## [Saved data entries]
+++++

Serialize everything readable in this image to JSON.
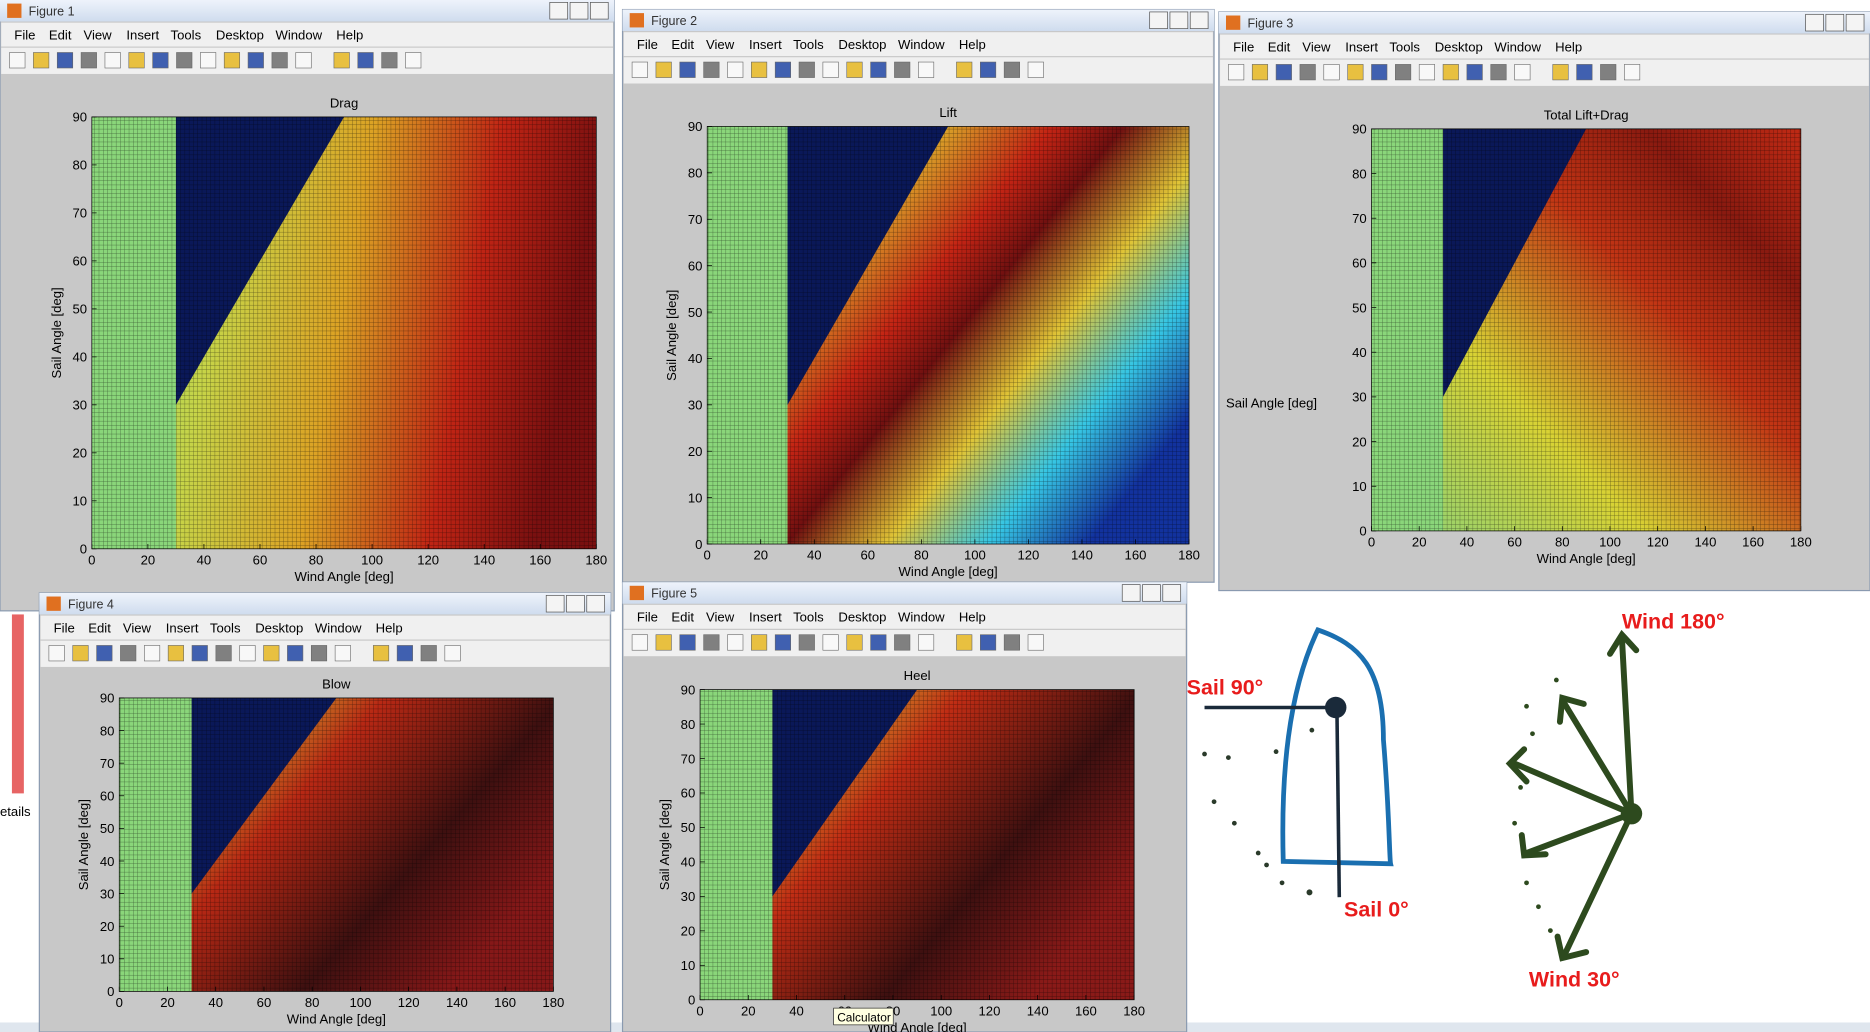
{
  "windows": [
    {
      "title": "Figure 1",
      "menu": [
        "File",
        "Edit",
        "View",
        "Insert",
        "Tools",
        "Desktop",
        "Window",
        "Help"
      ],
      "plot": {
        "title": "Drag",
        "xlabel": "Wind Angle [deg]",
        "ylabel": "Sail Angle [deg]",
        "xticks": [
          0,
          20,
          40,
          60,
          80,
          100,
          120,
          140,
          160,
          180
        ],
        "yticks": [
          0,
          10,
          20,
          30,
          40,
          50,
          60,
          70,
          80,
          90
        ]
      }
    },
    {
      "title": "Figure 2",
      "menu": [
        "File",
        "Edit",
        "View",
        "Insert",
        "Tools",
        "Desktop",
        "Window",
        "Help"
      ],
      "plot": {
        "title": "Lift",
        "xlabel": "Wind Angle [deg]",
        "ylabel": "Sail Angle [deg]",
        "xticks": [
          0,
          20,
          40,
          60,
          80,
          100,
          120,
          140,
          160,
          180
        ],
        "yticks": [
          0,
          10,
          20,
          30,
          40,
          50,
          60,
          70,
          80,
          90
        ]
      }
    },
    {
      "title": "Figure 3",
      "menu": [
        "File",
        "Edit",
        "View",
        "Insert",
        "Tools",
        "Desktop",
        "Window",
        "Help"
      ],
      "plot": {
        "title": "Total Lift+Drag",
        "xlabel": "Wind Angle [deg]",
        "ylabel": "Sail Angle [deg]",
        "xticks": [
          0,
          20,
          40,
          60,
          80,
          100,
          120,
          140,
          160,
          180
        ],
        "yticks": [
          0,
          10,
          20,
          30,
          40,
          50,
          60,
          70,
          80,
          90
        ]
      }
    },
    {
      "title": "Figure 4",
      "menu": [
        "File",
        "Edit",
        "View",
        "Insert",
        "Tools",
        "Desktop",
        "Window",
        "Help"
      ],
      "plot": {
        "title": "Blow",
        "xlabel": "Wind Angle [deg]",
        "ylabel": "Sail Angle [deg]",
        "xticks": [
          0,
          20,
          40,
          60,
          80,
          100,
          120,
          140,
          160,
          180
        ],
        "yticks": [
          0,
          10,
          20,
          30,
          40,
          50,
          60,
          70,
          80,
          90
        ]
      }
    },
    {
      "title": "Figure 5",
      "menu": [
        "File",
        "Edit",
        "View",
        "Insert",
        "Tools",
        "Desktop",
        "Window",
        "Help"
      ],
      "plot": {
        "title": "Heel",
        "xlabel": "Wind Angle [deg]",
        "ylabel": "Sail Angle [deg]",
        "xticks": [
          0,
          20,
          40,
          60,
          80,
          100,
          120,
          140,
          160,
          180
        ],
        "yticks": [
          0,
          10,
          20,
          30,
          40,
          50,
          60,
          70,
          80,
          90
        ]
      }
    }
  ],
  "sketch": {
    "sail_90": "Sail 90°",
    "sail_0": "Sail 0°",
    "wind_180": "Wind 180°",
    "wind_30": "Wind 30°"
  },
  "background": {
    "panel_label": "etails",
    "tooltip": "Calculator"
  }
}
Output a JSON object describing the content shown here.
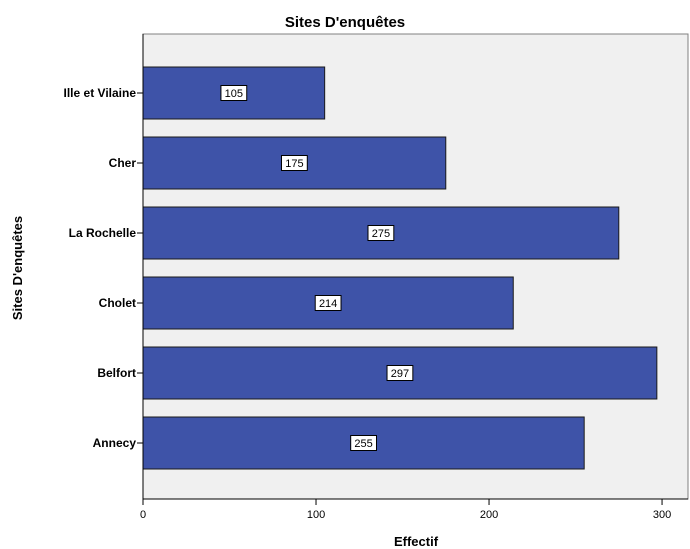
{
  "chart_data": {
    "type": "bar",
    "orientation": "horizontal",
    "title": "Sites D'enquêtes",
    "xlabel": "Effectif",
    "ylabel": "Sites D'enquêtes",
    "categories": [
      "Ille et Vilaine",
      "Cher",
      "La Rochelle",
      "Cholet",
      "Belfort",
      "Annecy"
    ],
    "values": [
      105,
      175,
      275,
      214,
      297,
      255
    ],
    "xlim": [
      0,
      315
    ],
    "xticks": [
      0,
      100,
      200,
      300
    ],
    "grid": false,
    "legend": "none",
    "colors": {
      "bar_fill": "#3e53a8",
      "bar_stroke": "#1a1a1a",
      "plot_background": "#f0f0f0",
      "label_box": "#ffffff"
    }
  }
}
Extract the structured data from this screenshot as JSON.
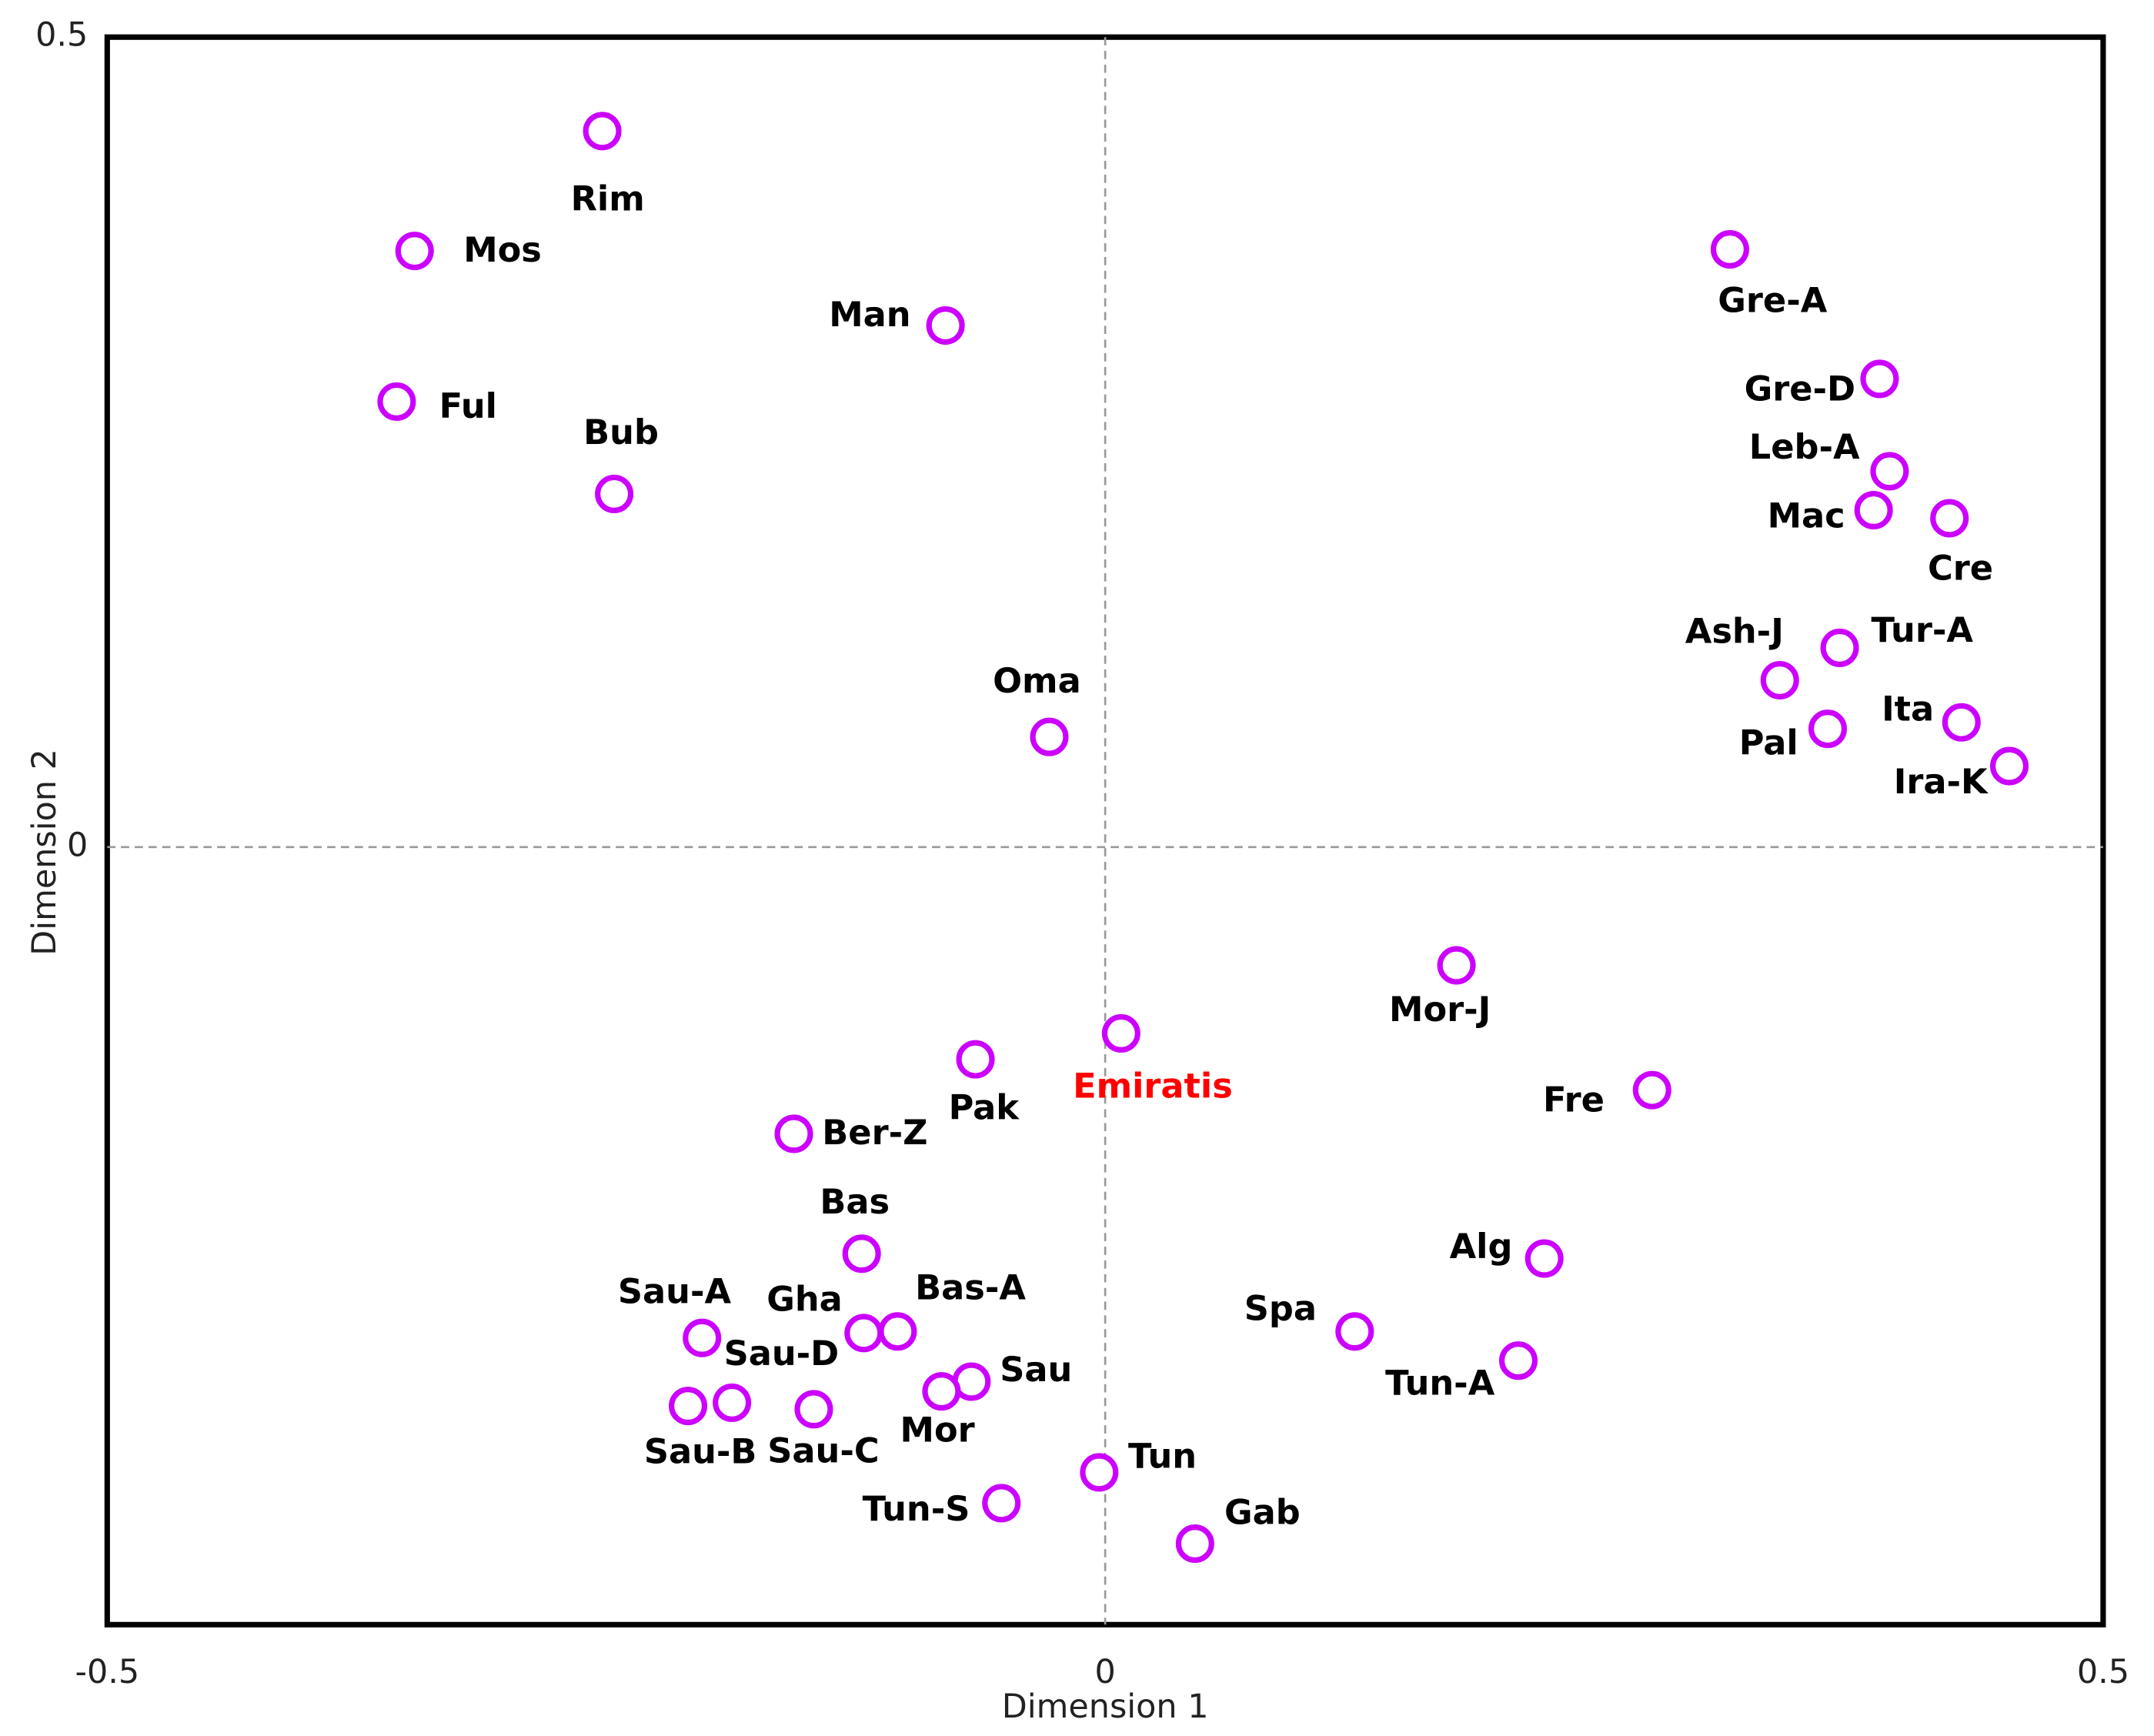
{
  "chart_data": {
    "type": "scatter",
    "x_label": "Dimension 1",
    "y_label": "Dimension 2",
    "xlim": [
      -0.5,
      0.5
    ],
    "xticks": [
      -0.5,
      0,
      0.5
    ],
    "ylim": [
      -0.48,
      0.5
    ],
    "yticks": [
      0,
      0.5
    ],
    "zero_lines": true,
    "color": "#cc00ff",
    "labels": [
      "Rim",
      "Mos",
      "Man",
      "Ful",
      "Bub",
      "Oma",
      "Gre-A",
      "Gre-D",
      "Leb-A",
      "Mac",
      "Cre",
      "Ash-J",
      "Tur-A",
      "Ita",
      "Pal",
      "Ira-K",
      "Mor-J",
      "Emiratis",
      "Pak",
      "Fre",
      "Ber-Z",
      "Bas",
      "Alg",
      "Sau-A",
      "Gha",
      "Bas-A",
      "Spa",
      "Sau-D",
      "Sau",
      "Tun-A",
      "Sau-B",
      "Sau-C",
      "Mor",
      "Tun",
      "Tun-S",
      "Gab"
    ],
    "label_colors": [
      "#000000",
      "#000000",
      "#000000",
      "#000000",
      "#000000",
      "#000000",
      "#000000",
      "#000000",
      "#000000",
      "#000000",
      "#000000",
      "#000000",
      "#000000",
      "#000000",
      "#000000",
      "#000000",
      "#000000",
      "#ff0000",
      "#000000",
      "#000000",
      "#000000",
      "#000000",
      "#000000",
      "#000000",
      "#000000",
      "#000000",
      "#000000",
      "#000000",
      "#000000",
      "#000000",
      "#000000",
      "#000000",
      "#000000",
      "#000000",
      "#000000",
      "#000000"
    ],
    "x": [
      -0.252,
      -0.346,
      -0.08,
      -0.355,
      -0.246,
      -0.028,
      0.313,
      0.388,
      0.393,
      0.385,
      0.423,
      0.338,
      0.368,
      0.429,
      0.362,
      0.453,
      0.176,
      0.008,
      -0.065,
      0.274,
      -0.156,
      -0.122,
      0.22,
      -0.202,
      -0.121,
      -0.104,
      0.125,
      -0.187,
      -0.067,
      0.207,
      -0.209,
      -0.146,
      -0.082,
      -0.003,
      -0.052,
      0.045
    ],
    "y": [
      0.442,
      0.368,
      0.322,
      0.275,
      0.218,
      0.068,
      0.369,
      0.289,
      0.232,
      0.208,
      0.203,
      0.103,
      0.123,
      0.077,
      0.073,
      0.05,
      -0.073,
      -0.115,
      -0.131,
      -0.15,
      -0.177,
      -0.251,
      -0.254,
      -0.303,
      -0.3,
      -0.299,
      -0.299,
      -0.343,
      -0.33,
      -0.317,
      -0.345,
      -0.347,
      -0.336,
      -0.386,
      -0.405,
      -0.43
    ]
  }
}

+++++

## [TASK TO CARRY OUT]
Reproduce all entries exactly. Pictures do not belong in the copy.

## [RESULT FOR THIS EXERCISE]
Serialize everything readable in this image to JSON.
{
  "windows": [
    {
      "title": "Figure 1",
      "menu": [
        "File",
        "Edit",
        "View",
        "Insert",
        "Tools",
        "Desktop",
        "Window",
        "Help"
      ],
      "plot": {
        "title": "Drag",
        "xlabel": "Wind Angle [deg]",
        "ylabel": "Sail Angle [deg]",
        "xticks": [
          0,
          20,
          40,
          60,
          80,
          100,
          120,
          140,
          160,
          180
        ],
        "yticks": [
          0,
          10,
          20,
          30,
          40,
          50,
          60,
          70,
          80,
          90
        ]
      }
    },
    {
      "title": "Figure 2",
      "menu": [
        "File",
        "Edit",
        "View",
        "Insert",
        "Tools",
        "Desktop",
        "Window",
        "Help"
      ],
      "plot": {
        "title": "Lift",
        "xlabel": "Wind Angle [deg]",
        "ylabel": "Sail Angle [deg]",
        "xticks": [
          0,
          20,
          40,
          60,
          80,
          100,
          120,
          140,
          160,
          180
        ],
        "yticks": [
          0,
          10,
          20,
          30,
          40,
          50,
          60,
          70,
          80,
          90
        ]
      }
    },
    {
      "title": "Figure 3",
      "menu": [
        "File",
        "Edit",
        "View",
        "Insert",
        "Tools",
        "Desktop",
        "Window",
        "Help"
      ],
      "plot": {
        "title": "Total Lift+Drag",
        "xlabel": "Wind Angle [deg]",
        "ylabel": "Sail Angle [deg]",
        "xticks": [
          0,
          20,
          40,
          60,
          80,
          100,
          120,
          140,
          160,
          180
        ],
        "yticks": [
          0,
          10,
          20,
          30,
          40,
          50,
          60,
          70,
          80,
          90
        ]
      }
    },
    {
      "title": "Figure 4",
      "menu": [
        "File",
        "Edit",
        "View",
        "Insert",
        "Tools",
        "Desktop",
        "Window",
        "Help"
      ],
      "plot": {
        "title": "Blow",
        "xlabel": "Wind Angle [deg]",
        "ylabel": "Sail Angle [deg]",
        "xticks": [
          0,
          20,
          40,
          60,
          80,
          100,
          120,
          140,
          160,
          180
        ],
        "yticks": [
          0,
          10,
          20,
          30,
          40,
          50,
          60,
          70,
          80,
          90
        ]
      }
    },
    {
      "title": "Figure 5",
      "menu": [
        "File",
        "Edit",
        "View",
        "Insert",
        "Tools",
        "Desktop",
        "Window",
        "Help"
      ],
      "plot": {
        "title": "Heel",
        "xlabel": "Wind Angle [deg]",
        "ylabel": "Sail Angle [deg]",
        "xticks": [
          0,
          20,
          40,
          60,
          80,
          100,
          120,
          140,
          160,
          180
        ],
        "yticks": [
          0,
          10,
          20,
          30,
          40,
          50,
          60,
          70,
          80,
          90
        ]
      }
    }
  ],
  "sketch": {
    "sail_90": "Sail 90°",
    "sail_0": "Sail 0°",
    "wind_180": "Wind 180°",
    "wind_30": "Wind 30°"
  },
  "background": {
    "panel_label": "etails",
    "tooltip": "Calculator"
  }
}
Output a JSON object describing the content shown here.
{
  "chart_data": {
    "type": "bar",
    "orientation": "horizontal",
    "title": "Sites D'enquêtes",
    "xlabel": "Effectif",
    "ylabel": "Sites D'enquêtes",
    "categories": [
      "Ille et Vilaine",
      "Cher",
      "La Rochelle",
      "Cholet",
      "Belfort",
      "Annecy"
    ],
    "values": [
      105,
      175,
      275,
      214,
      297,
      255
    ],
    "xlim": [
      0,
      315
    ],
    "xticks": [
      0,
      100,
      200,
      300
    ],
    "grid": false,
    "legend": "none",
    "colors": {
      "bar_fill": "#3e53a8",
      "bar_stroke": "#1a1a1a",
      "plot_background": "#f0f0f0",
      "label_box": "#ffffff"
    }
  }
}
Extract the structured data from this screenshot as JSON.
{
  "chart_data": {
    "type": "scatter",
    "x_label": "Dimension 1",
    "y_label": "Dimension 2",
    "xlim": [
      -0.5,
      0.5
    ],
    "xticks": [
      -0.5,
      0,
      0.5
    ],
    "ylim": [
      -0.48,
      0.5
    ],
    "yticks": [
      0,
      0.5
    ],
    "zero_lines": true,
    "color": "#cc00ff",
    "labels": [
      "Rim",
      "Mos",
      "Man",
      "Ful",
      "Bub",
      "Oma",
      "Gre-A",
      "Gre-D",
      "Leb-A",
      "Mac",
      "Cre",
      "Ash-J",
      "Tur-A",
      "Ita",
      "Pal",
      "Ira-K",
      "Mor-J",
      "Emiratis",
      "Pak",
      "Fre",
      "Ber-Z",
      "Bas",
      "Alg",
      "Sau-A",
      "Gha",
      "Bas-A",
      "Spa",
      "Sau-D",
      "Sau",
      "Tun-A",
      "Sau-B",
      "Sau-C",
      "Mor",
      "Tun",
      "Tun-S",
      "Gab"
    ],
    "label_colors": [
      "#000000",
      "#000000",
      "#000000",
      "#000000",
      "#000000",
      "#000000",
      "#000000",
      "#000000",
      "#000000",
      "#000000",
      "#000000",
      "#000000",
      "#000000",
      "#000000",
      "#000000",
      "#000000",
      "#000000",
      "#ff0000",
      "#000000",
      "#000000",
      "#000000",
      "#000000",
      "#000000",
      "#000000",
      "#000000",
      "#000000",
      "#000000",
      "#000000",
      "#000000",
      "#000000",
      "#000000",
      "#000000",
      "#000000",
      "#000000",
      "#000000",
      "#000000"
    ],
    "x": [
      -0.252,
      -0.346,
      -0.08,
      -0.355,
      -0.246,
      -0.028,
      0.313,
      0.388,
      0.393,
      0.385,
      0.423,
      0.338,
      0.368,
      0.429,
      0.362,
      0.453,
      0.176,
      0.008,
      -0.065,
      0.274,
      -0.156,
      -0.122,
      0.22,
      -0.202,
      -0.121,
      -0.104,
      0.125,
      -0.187,
      -0.067,
      0.207,
      -0.209,
      -0.146,
      -0.082,
      -0.003,
      -0.052,
      0.045
    ],
    "y": [
      0.442,
      0.368,
      0.322,
      0.275,
      0.218,
      0.068,
      0.369,
      0.289,
      0.232,
      0.208,
      0.203,
      0.103,
      0.123,
      0.077,
      0.073,
      0.05,
      -0.073,
      -0.115,
      -0.131,
      -0.15,
      -0.177,
      -0.251,
      -0.254,
      -0.303,
      -0.3,
      -0.299,
      -0.299,
      -0.343,
      -0.33,
      -0.317,
      -0.345,
      -0.347,
      -0.336,
      -0.386,
      -0.405,
      -0.43
    ]
  }
}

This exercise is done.